_WHAT THE EXERCISE ASKS_
Every line of the material below must be repeated exactly.

---------- DATA LINES ----------

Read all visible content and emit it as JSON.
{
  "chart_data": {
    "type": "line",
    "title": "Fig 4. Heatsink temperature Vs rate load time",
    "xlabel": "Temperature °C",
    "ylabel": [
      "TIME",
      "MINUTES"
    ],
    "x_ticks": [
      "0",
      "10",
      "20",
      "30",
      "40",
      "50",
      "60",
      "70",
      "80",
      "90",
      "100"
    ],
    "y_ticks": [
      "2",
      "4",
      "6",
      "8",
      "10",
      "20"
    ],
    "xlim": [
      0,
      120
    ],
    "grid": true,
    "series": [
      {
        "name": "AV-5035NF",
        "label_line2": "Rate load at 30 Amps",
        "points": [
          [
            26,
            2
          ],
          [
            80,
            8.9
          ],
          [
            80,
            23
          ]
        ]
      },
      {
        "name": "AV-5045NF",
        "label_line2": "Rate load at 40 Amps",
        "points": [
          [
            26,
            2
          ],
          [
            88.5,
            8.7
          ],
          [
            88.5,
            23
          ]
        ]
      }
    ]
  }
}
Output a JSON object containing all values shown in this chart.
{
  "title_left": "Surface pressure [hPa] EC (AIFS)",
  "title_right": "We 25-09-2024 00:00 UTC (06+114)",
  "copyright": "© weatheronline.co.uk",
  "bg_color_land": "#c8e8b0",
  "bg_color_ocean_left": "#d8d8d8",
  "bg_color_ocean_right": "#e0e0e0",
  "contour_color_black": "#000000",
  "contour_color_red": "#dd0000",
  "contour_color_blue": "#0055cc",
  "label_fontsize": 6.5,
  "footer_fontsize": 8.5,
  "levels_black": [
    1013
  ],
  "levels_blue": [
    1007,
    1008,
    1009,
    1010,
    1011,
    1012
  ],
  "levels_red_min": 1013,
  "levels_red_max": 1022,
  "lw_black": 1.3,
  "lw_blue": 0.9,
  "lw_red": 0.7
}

----------

_WRITTEN SOLUTION_
Read all visible content and emit it as JSON.
{
  "chart_data": {
    "type": "line",
    "title": "Fig 4. Heatsink temperature Vs rate load time",
    "xlabel": "Temperature °C",
    "ylabel": [
      "TIME",
      "MINUTES"
    ],
    "x_ticks": [
      "0",
      "10",
      "20",
      "30",
      "40",
      "50",
      "60",
      "70",
      "80",
      "90",
      "100"
    ],
    "y_ticks": [
      "2",
      "4",
      "6",
      "8",
      "10",
      "20"
    ],
    "xlim": [
      0,
      120
    ],
    "grid": true,
    "series": [
      {
        "name": "AV-5035NF",
        "label_line2": "Rate load at 30 Amps",
        "points": [
          [
            26,
            2
          ],
          [
            80,
            8.9
          ],
          [
            80,
            23
          ]
        ]
      },
      {
        "name": "AV-5045NF",
        "label_line2": "Rate load at 40 Amps",
        "points": [
          [
            26,
            2
          ],
          [
            88.5,
            8.7
          ],
          [
            88.5,
            23
          ]
        ]
      }
    ]
  }
}
Output a JSON object containing all values shown in this chart.
{
  "title_left": "Surface pressure [hPa] EC (AIFS)",
  "title_right": "We 25-09-2024 00:00 UTC (06+114)",
  "copyright": "© weatheronline.co.uk",
  "bg_color_land": "#c8e8b0",
  "bg_color_ocean_left": "#d8d8d8",
  "bg_color_ocean_right": "#e0e0e0",
  "contour_color_black": "#000000",
  "contour_color_red": "#dd0000",
  "contour_color_blue": "#0055cc",
  "label_fontsize": 6.5,
  "footer_fontsize": 8.5,
  "levels_black": [
    1013
  ],
  "levels_blue": [
    1007,
    1008,
    1009,
    1010,
    1011,
    1012
  ],
  "levels_red_min": 1013,
  "levels_red_max": 1022,
  "lw_black": 1.3,
  "lw_blue": 0.9,
  "lw_red": 0.7
}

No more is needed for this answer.